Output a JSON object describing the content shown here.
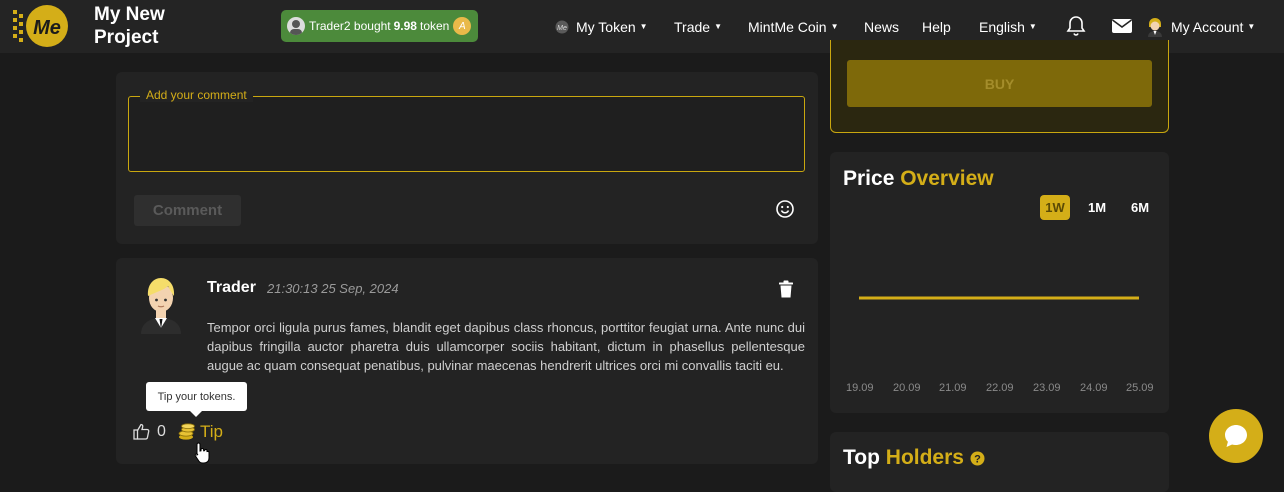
{
  "brand": {
    "project_line1": "My New",
    "project_line2": "Project"
  },
  "ticker": {
    "user": "Trader2",
    "verb": "bought",
    "amount": "9.98",
    "unit": "token",
    "coin_letter": "A"
  },
  "nav": {
    "my_token": "My Token",
    "trade": "Trade",
    "mintme_coin": "MintMe Coin",
    "news": "News",
    "help": "Help",
    "language": "English",
    "my_account": "My Account"
  },
  "comment_form": {
    "legend": "Add your comment",
    "submit_label": "Comment"
  },
  "comment": {
    "author": "Trader",
    "timestamp": "21:30:13 25 Sep, 2024",
    "text": "Tempor orci ligula purus fames, blandit eget dapibus class rhoncus, porttitor feugiat urna. Ante nunc dui dapibus fringilla auctor pharetra duis ullamcorper sociis habitant, dictum in phasellus pellentesque augue ac quam consequat penatibus, pulvinar maecenas hendrerit ultrices orci mi convallis taciti eu.",
    "likes": "0",
    "tip_label": "Tip",
    "tip_tooltip": "Tip your tokens."
  },
  "trade_panel": {
    "buy_label": "BUY"
  },
  "price_overview": {
    "title_white": "Price",
    "title_accent": "Overview",
    "ranges": [
      "1W",
      "1M",
      "6M"
    ],
    "active_range": "1W"
  },
  "chart_data": {
    "type": "line",
    "x": [
      "19.09",
      "20.09",
      "21.09",
      "22.09",
      "23.09",
      "24.09",
      "25.09"
    ],
    "series": [
      {
        "values": [
          1,
          1,
          1,
          1,
          1,
          1,
          1
        ]
      }
    ],
    "title": "",
    "xlabel": "",
    "ylabel": "",
    "grid": false,
    "line_color": "#d4ae18"
  },
  "top_holders": {
    "title_white": "Top",
    "title_accent": "Holders"
  },
  "colors": {
    "accent": "#d4ae18",
    "ticker_green": "#4c8a3b",
    "background": "#1b1b1b",
    "card": "#232323"
  },
  "icons": {
    "logo": "mintme-logo-icon",
    "token": "token-icon",
    "bell": "bell-icon",
    "mail": "mail-icon",
    "account": "account-avatar-icon",
    "emoji": "emoji-icon",
    "trash": "trash-icon",
    "like": "thumbs-up-icon",
    "tip": "coins-icon",
    "help": "help-icon",
    "chat": "chat-icon"
  }
}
_ _ _
_DIRECTIVE_
Retype the entries word for word. Omit any images.

_RESULT OF THE EXERCISE_
Output a JSON object describing the content shown here.
{
  "brand": {
    "project_line1": "My New",
    "project_line2": "Project"
  },
  "ticker": {
    "user": "Trader2",
    "verb": "bought",
    "amount": "9.98",
    "unit": "token",
    "coin_letter": "A"
  },
  "nav": {
    "my_token": "My Token",
    "trade": "Trade",
    "mintme_coin": "MintMe Coin",
    "news": "News",
    "help": "Help",
    "language": "English",
    "my_account": "My Account"
  },
  "comment_form": {
    "legend": "Add your comment",
    "submit_label": "Comment"
  },
  "comment": {
    "author": "Trader",
    "timestamp": "21:30:13 25 Sep, 2024",
    "text": "Tempor orci ligula purus fames, blandit eget dapibus class rhoncus, porttitor feugiat urna. Ante nunc dui dapibus fringilla auctor pharetra duis ullamcorper sociis habitant, dictum in phasellus pellentesque augue ac quam consequat penatibus, pulvinar maecenas hendrerit ultrices orci mi convallis taciti eu.",
    "likes": "0",
    "tip_label": "Tip",
    "tip_tooltip": "Tip your tokens."
  },
  "trade_panel": {
    "buy_label": "BUY"
  },
  "price_overview": {
    "title_white": "Price",
    "title_accent": "Overview",
    "ranges": [
      "1W",
      "1M",
      "6M"
    ],
    "active_range": "1W"
  },
  "chart_data": {
    "type": "line",
    "x": [
      "19.09",
      "20.09",
      "21.09",
      "22.09",
      "23.09",
      "24.09",
      "25.09"
    ],
    "series": [
      {
        "values": [
          1,
          1,
          1,
          1,
          1,
          1,
          1
        ]
      }
    ],
    "title": "",
    "xlabel": "",
    "ylabel": "",
    "grid": false,
    "line_color": "#d4ae18"
  },
  "top_holders": {
    "title_white": "Top",
    "title_accent": "Holders"
  },
  "colors": {
    "accent": "#d4ae18",
    "ticker_green": "#4c8a3b",
    "background": "#1b1b1b",
    "card": "#232323"
  },
  "icons": {
    "logo": "mintme-logo-icon",
    "token": "token-icon",
    "bell": "bell-icon",
    "mail": "mail-icon",
    "account": "account-avatar-icon",
    "emoji": "emoji-icon",
    "trash": "trash-icon",
    "like": "thumbs-up-icon",
    "tip": "coins-icon",
    "help": "help-icon",
    "chat": "chat-icon"
  }
}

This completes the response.